-- Begin STORED DATA --

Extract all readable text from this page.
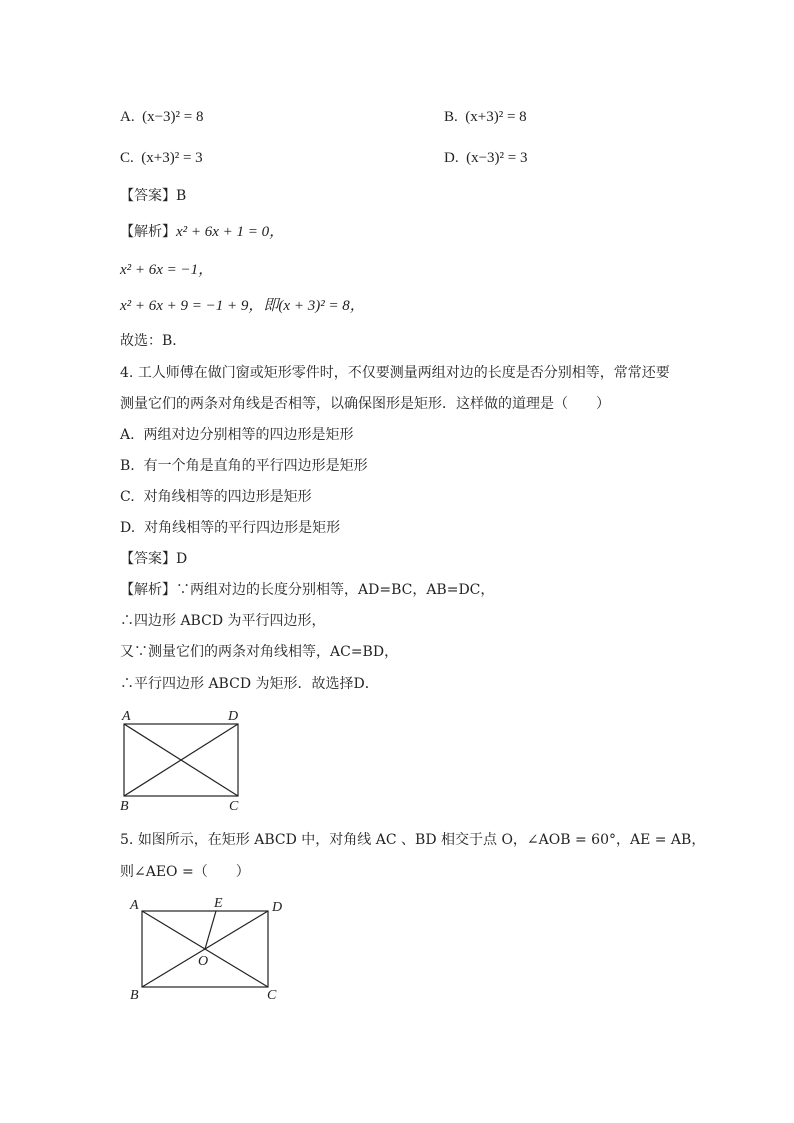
A. (x−3)² = 8	B. (x+3)² = 8
C. (x+3)² = 3	D. (x−3)² = 3
【答案】B
【解析】x² + 6x + 1 = 0，
x² + 6x = −1，
x² + 6x + 9 = −1 + 9，即(x + 3)² = 8，
故选：B．
4. 工人师傅在做门窗或矩形零件时，不仅要测量两组对边的长度是否分别相等，常常还要
测量它们的两条对角线是否相等，以确保图形是矩形．这样做的道理是（　　）
A. 两组对边分别相等的四边形是矩形
B. 有一个角是直角的平行四边形是矩形
C. 对角线相等的四边形是矩形
D. 对角线相等的平行四边形是矩形
【答案】D
【解析】∵两组对边的长度分别相等，AD=BC，AB=DC，
∴四边形 ABCD 为平行四边形，
又∵测量它们的两条对角线相等，AC=BD，
∴平行四边形 ABCD 为矩形．故选择D．
A	D
B	C
5. 如图所示，在矩形 ABCD 中，对角线 AC 、BD 相交于点 O，∠AOB = 60°，AE = AB，
则∠AEO =（　　）
A	E	D
O
B	C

-- End STORED DATA --

**EXERCISE DIRECTIONS:**
Gather all lines from the listing above in which "ABCD" occurs.

**SOLUTION TO THIS PROBLEM:**
∴四边形 ABCD 为平行四边形，
∴平行四边形 ABCD 为矩形．故选择D．
5. 如图所示，在矩形 ABCD 中，对角线 AC 、BD 相交于点 O，∠AOB = 60°，AE = AB，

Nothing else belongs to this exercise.